Collected data -
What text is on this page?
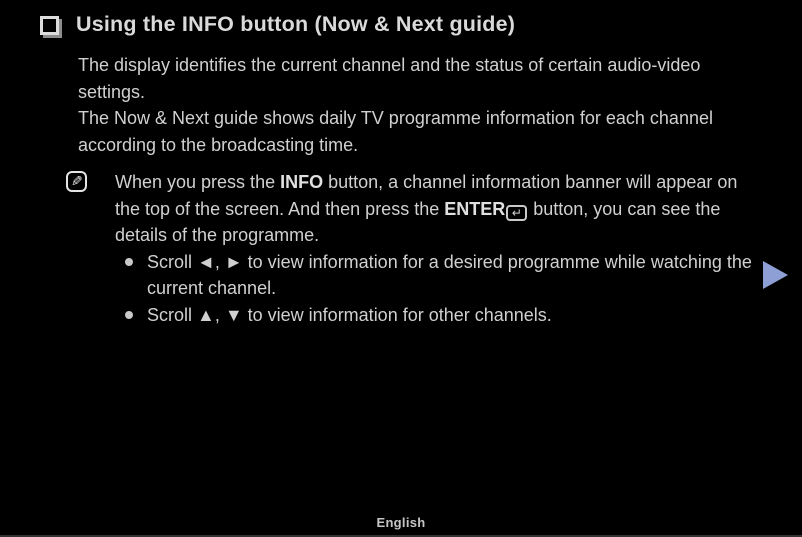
Using the INFO button (Now & Next guide)

The display identifies the current channel and the status of certain audio-video settings.

The Now & Next guide shows daily TV programme information for each channel according to the broadcasting time.

✎ When you press the INFO button, a channel information banner will appear on the top of the screen. And then press the ENTER ↵ button, you can see the details of the programme.
Scroll ◄, ► to view information for a desired programme while watching the current channel.
Scroll ▲, ▼ to view information for other channels.
English
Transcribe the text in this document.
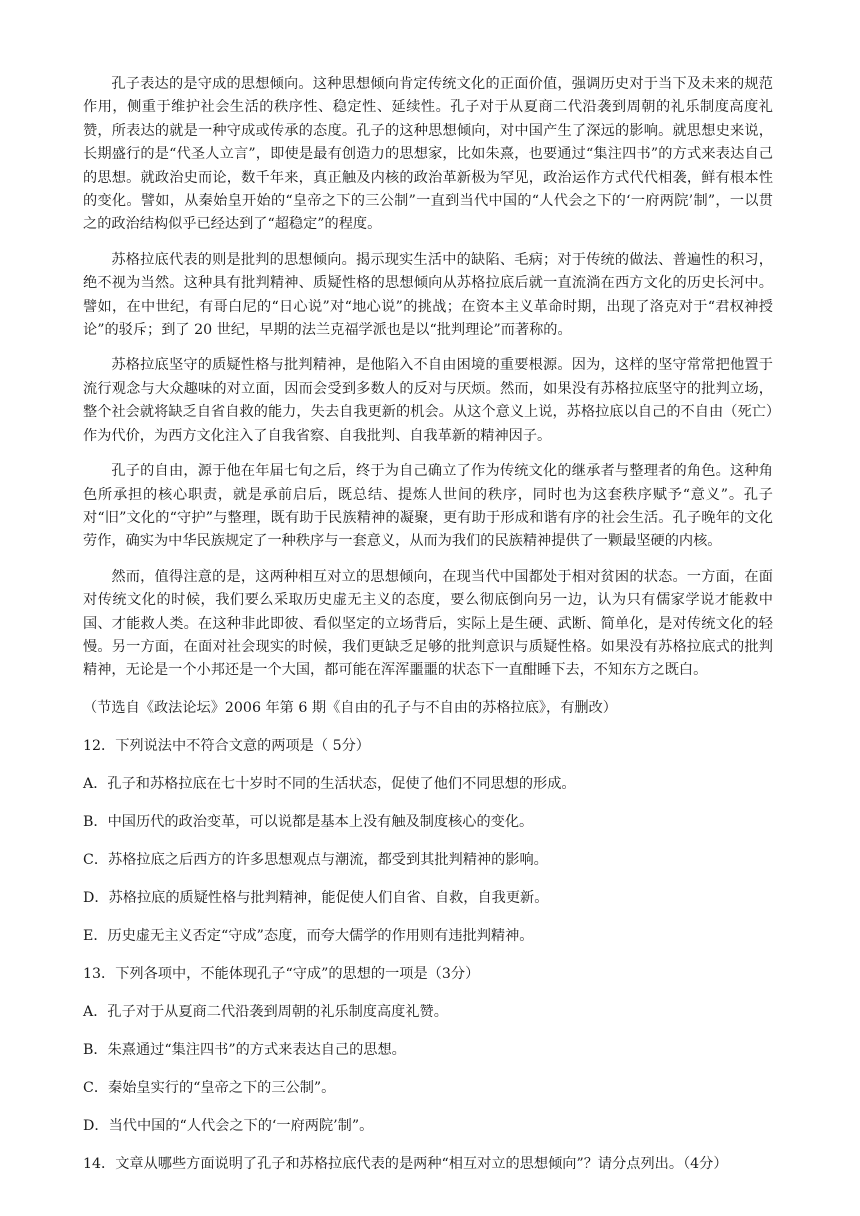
孔子表达的是守成的思想倾向。这种思想倾向肯定传统文化的正面价值，强调历史对于当下及未来的规范作用，侧重于维护社会生活的秩序性、稳定性、延续性。孔子对于从夏商二代沿袭到周朝的礼乐制度高度礼赞，所表达的就是一种守成或传承的态度。孔子的这种思想倾向，对中国产生了深远的影响。就思想史来说，长期盛行的是“代圣人立言”，即使是最有创造力的思想家，比如朱熹，也要通过“集注四书”的方式来表达自己的思想。就政治史而论，数千年来，真正触及内核的政治革新极为罕见，政治运作方式代代相袭，鲜有根本性的变化。譬如，从秦始皇开始的“皇帝之下的三公制”一直到当代中国的“人代会之下的‘一府两院’制”，一以贯之的政治结构似乎已经达到了“超稳定”的程度。

苏格拉底代表的则是批判的思想倾向。揭示现实生活中的缺陷、毛病；对于传统的做法、普遍性的积习，绝不视为当然。这种具有批判精神、质疑性格的思想倾向从苏格拉底后就一直流淌在西方文化的历史长河中。譬如，在中世纪，有哥白尼的“日心说”对“地心说”的挑战；在资本主义革命时期，出现了洛克对于“君权神授论”的驳斥；到了 20 世纪，早期的法兰克福学派也是以“批判理论”而著称的。

苏格拉底坚守的质疑性格与批判精神，是他陷入不自由困境的重要根源。因为，这样的坚守常常把他置于流行观念与大众趣味的对立面，因而会受到多数人的反对与厌烦。然而，如果没有苏格拉底坚守的批判立场，整个社会就将缺乏自省自救的能力，失去自我更新的机会。从这个意义上说，苏格拉底以自己的不自由（死亡）作为代价，为西方文化注入了自我省察、自我批判、自我革新的精神因子。

孔子的自由，源于他在年届七旬之后，终于为自己确立了作为传统文化的继承者与整理者的角色。这种角色所承担的核心职责，就是承前启后，既总结、提炼人世间的秩序，同时也为这套秩序赋予“意义”。孔子对“旧”文化的“守护”与整理，既有助于民族精神的凝聚，更有助于形成和谐有序的社会生活。孔子晚年的文化劳作，确实为中华民族规定了一种秩序与一套意义，从而为我们的民族精神提供了一颗最坚硬的内核。

然而，值得注意的是，这两种相互对立的思想倾向，在现当代中国都处于相对贫困的状态。一方面，在面对传统文化的时候，我们要么采取历史虚无主义的态度，要么彻底倒向另一边，认为只有儒家学说才能救中国、才能救人类。在这种非此即彼、看似坚定的立场背后，实际上是生硬、武断、简单化，是对传统文化的轻慢。另一方面，在面对社会现实的时候，我们更缺乏足够的批判意识与质疑性格。如果没有苏格拉底式的批判精神，无论是一个小邦还是一个大国，都可能在浑浑噩噩的状态下一直酣睡下去，不知东方之既白。

（节选自《政法论坛》2006 年第 6 期《自由的孔子与不自由的苏格拉底》，有删改）

12．下列说法中不符合文意的两项是（ 5分）

A．孔子和苏格拉底在七十岁时不同的生活状态，促使了他们不同思想的形成。

B．中国历代的政治变革，可以说都是基本上没有触及制度核心的变化。

C．苏格拉底之后西方的许多思想观点与潮流，都受到其批判精神的影响。

D．苏格拉底的质疑性格与批判精神，能促使人们自省、自救，自我更新。

E．历史虚无主义否定“守成”态度，而夸大儒学的作用则有违批判精神。

13．下列各项中，不能体现孔子“守成”的思想的一项是（3分）

A．孔子对于从夏商二代沿袭到周朝的礼乐制度高度礼赞。

B．朱熹通过“集注四书”的方式来表达自己的思想。

C．秦始皇实行的“皇帝之下的三公制”。

D．当代中国的“人代会之下的‘一府两院’制”。

14．文章从哪些方面说明了孔子和苏格拉底代表的是两种“相互对立的思想倾向”？请分点列出。（4分）
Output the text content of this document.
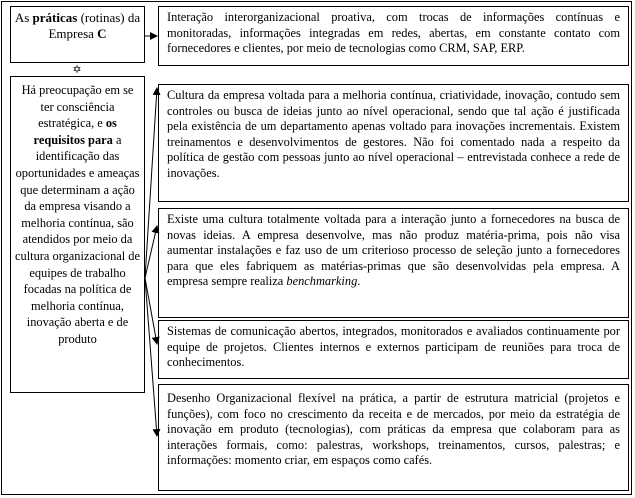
As práticas (rotinas) da Empresa C

✡

Há preocupação em se ter consciência estratégica, e os requisitos para a identificação das oportunidades e ameaças que determinam a ação da empresa visando a melhoria contínua, são atendidos por meio da cultura organizacional de equipes de trabalho focadas na política de melhoria contínua, inovação aberta e de produto

Interação interorganizacional proativa, com trocas de informações contínuas e monitoradas, informações integradas em redes, abertas, em constante contato com fornecedores e clientes, por meio de tecnologias como CRM, SAP, ERP.

Cultura da empresa voltada para a melhoria contínua, criatividade, inovação, contudo sem controles ou busca de ideias junto ao nível operacional, sendo que tal ação é justificada pela existência de um departamento apenas voltado para inovações incrementais. Existem treinamentos e desenvolvimentos de gestores. Não foi comentado nada a respeito da política de gestão com pessoas junto ao nível operacional – entrevistada conhece a rede de inovações.

Existe uma cultura totalmente voltada para a interação junto a fornecedores na busca de novas ideias. A empresa desenvolve, mas não produz matéria-prima, pois não visa aumentar instalações e faz uso de um criterioso processo de seleção junto a fornecedores para que eles fabriquem as matérias-primas que são desenvolvidas pela empresa. A empresa sempre realiza benchmarking.

Sistemas de comunicação abertos, integrados, monitorados e avaliados continuamente por equipe de projetos. Clientes internos e externos participam de reuniões para troca de conhecimentos.

Desenho Organizacional flexível na prática, a partir de estrutura matricial (projetos e funções), com foco no crescimento da receita e de mercados, por meio da estratégia de inovação em produto (tecnologias), com práticas da empresa que colaboram para as interações formais, como: palestras, workshops, treinamentos, cursos, palestras; e informações: momento criar, em espaços como cafés.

Written problem -
Scan the entries above. Copy each line that has the string "Scroll".

Exercise solution -
Scroll ◄, ► to view information for a desired programme while watching the current channel.
Scroll ▲, ▼ to view information for other channels.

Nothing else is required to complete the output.